[Stored items]
--
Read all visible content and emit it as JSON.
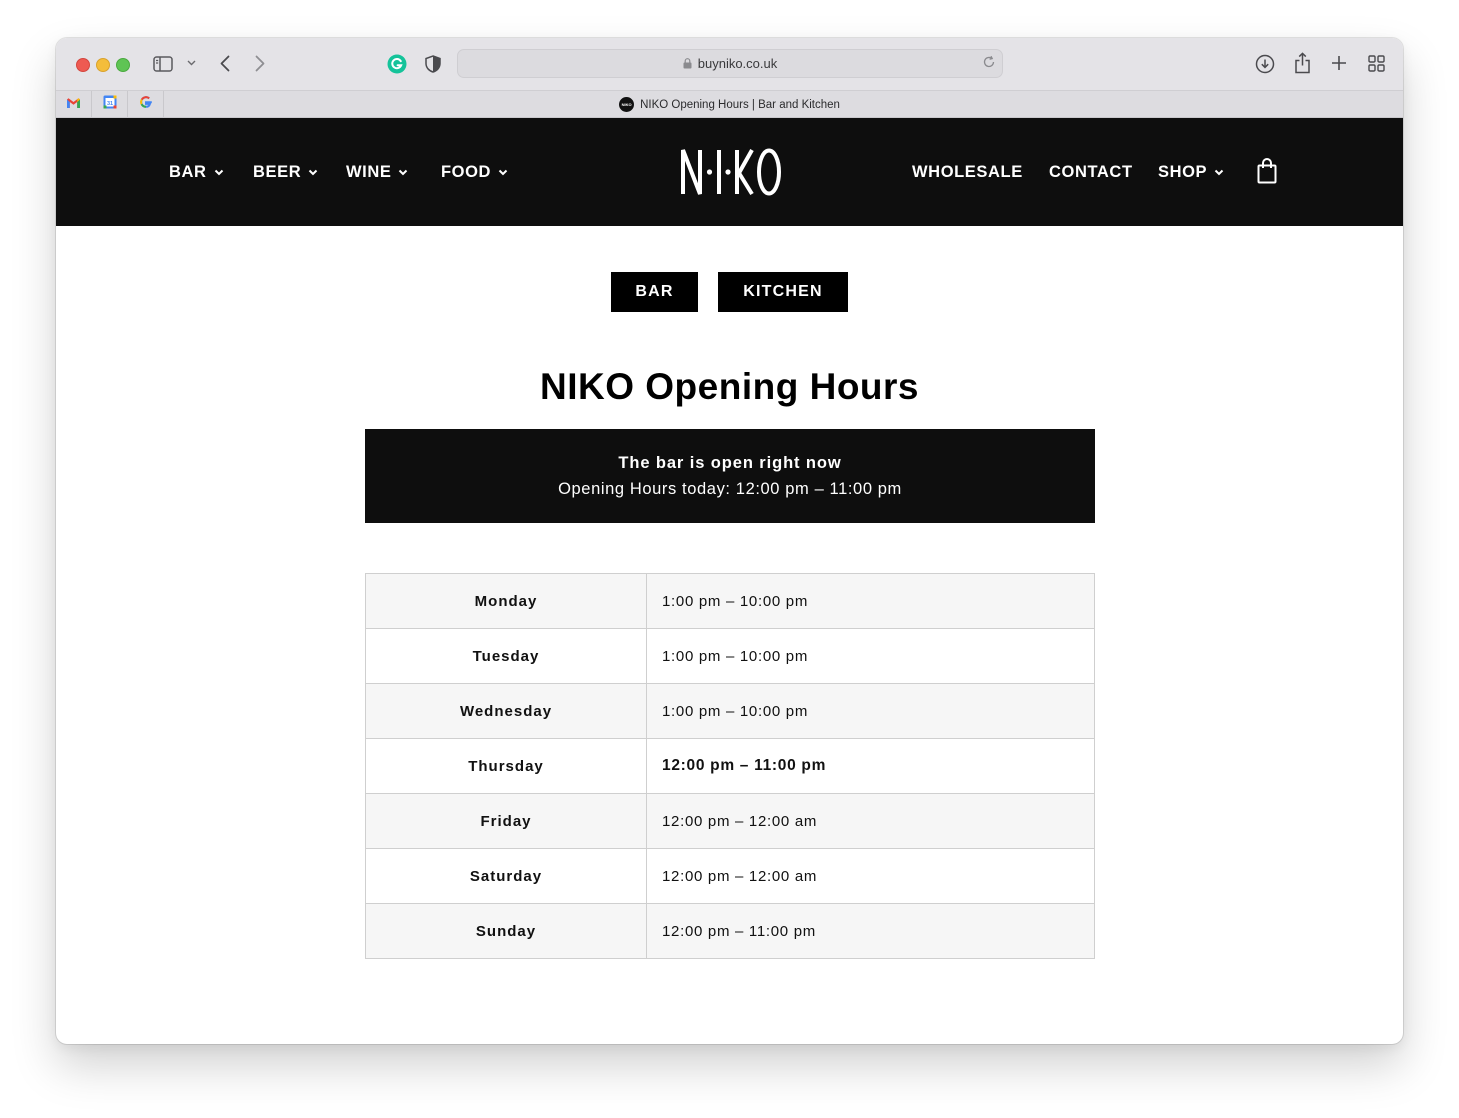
{
  "browser": {
    "url": "buyniko.co.uk",
    "tab_title": "NIKO Opening Hours | Bar and Kitchen",
    "pinned_tabs": [
      "gmail-icon",
      "google-calendar-icon",
      "google-icon"
    ]
  },
  "site": {
    "logo_text": "N·I·KO",
    "nav_left": [
      {
        "label": "BAR",
        "has_dropdown": true
      },
      {
        "label": "BEER",
        "has_dropdown": true
      },
      {
        "label": "WINE",
        "has_dropdown": true
      },
      {
        "label": "FOOD",
        "has_dropdown": true
      }
    ],
    "nav_right": [
      {
        "label": "WHOLESALE",
        "has_dropdown": false
      },
      {
        "label": "CONTACT",
        "has_dropdown": false
      },
      {
        "label": "SHOP",
        "has_dropdown": true
      }
    ]
  },
  "toggle": {
    "bar_label": "BAR",
    "kitchen_label": "KITCHEN"
  },
  "page": {
    "title": "NIKO Opening Hours",
    "status_main": "The bar is open right now",
    "status_sub": "Opening Hours today: 12:00 pm – 11:00 pm"
  },
  "hours": [
    {
      "day": "Monday",
      "hours": "1:00 pm – 10:00 pm",
      "today": false
    },
    {
      "day": "Tuesday",
      "hours": "1:00 pm – 10:00 pm",
      "today": false
    },
    {
      "day": "Wednesday",
      "hours": "1:00 pm – 10:00 pm",
      "today": false
    },
    {
      "day": "Thursday",
      "hours": "12:00 pm – 11:00 pm",
      "today": true
    },
    {
      "day": "Friday",
      "hours": "12:00 pm – 12:00 am",
      "today": false
    },
    {
      "day": "Saturday",
      "hours": "12:00 pm – 12:00 am",
      "today": false
    },
    {
      "day": "Sunday",
      "hours": "12:00 pm – 11:00 pm",
      "today": false
    }
  ],
  "colors": {
    "header_bg": "#0e0e0e",
    "button_bg": "#000000",
    "row_alt_bg": "#f6f6f6",
    "table_border": "#cfcfcf"
  }
}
--
Retype each entry precisely. Skip images entirely.

Correct answer:
Read all visible content and emit it as JSON.
{
  "browser": {
    "url": "buyniko.co.uk",
    "tab_title": "NIKO Opening Hours | Bar and Kitchen",
    "pinned_tabs": [
      "gmail-icon",
      "google-calendar-icon",
      "google-icon"
    ]
  },
  "site": {
    "logo_text": "N·I·KO",
    "nav_left": [
      {
        "label": "BAR",
        "has_dropdown": true
      },
      {
        "label": "BEER",
        "has_dropdown": true
      },
      {
        "label": "WINE",
        "has_dropdown": true
      },
      {
        "label": "FOOD",
        "has_dropdown": true
      }
    ],
    "nav_right": [
      {
        "label": "WHOLESALE",
        "has_dropdown": false
      },
      {
        "label": "CONTACT",
        "has_dropdown": false
      },
      {
        "label": "SHOP",
        "has_dropdown": true
      }
    ]
  },
  "toggle": {
    "bar_label": "BAR",
    "kitchen_label": "KITCHEN"
  },
  "page": {
    "title": "NIKO Opening Hours",
    "status_main": "The bar is open right now",
    "status_sub": "Opening Hours today: 12:00 pm – 11:00 pm"
  },
  "hours": [
    {
      "day": "Monday",
      "hours": "1:00 pm – 10:00 pm",
      "today": false
    },
    {
      "day": "Tuesday",
      "hours": "1:00 pm – 10:00 pm",
      "today": false
    },
    {
      "day": "Wednesday",
      "hours": "1:00 pm – 10:00 pm",
      "today": false
    },
    {
      "day": "Thursday",
      "hours": "12:00 pm – 11:00 pm",
      "today": true
    },
    {
      "day": "Friday",
      "hours": "12:00 pm – 12:00 am",
      "today": false
    },
    {
      "day": "Saturday",
      "hours": "12:00 pm – 12:00 am",
      "today": false
    },
    {
      "day": "Sunday",
      "hours": "12:00 pm – 11:00 pm",
      "today": false
    }
  ],
  "colors": {
    "header_bg": "#0e0e0e",
    "button_bg": "#000000",
    "row_alt_bg": "#f6f6f6",
    "table_border": "#cfcfcf"
  }
}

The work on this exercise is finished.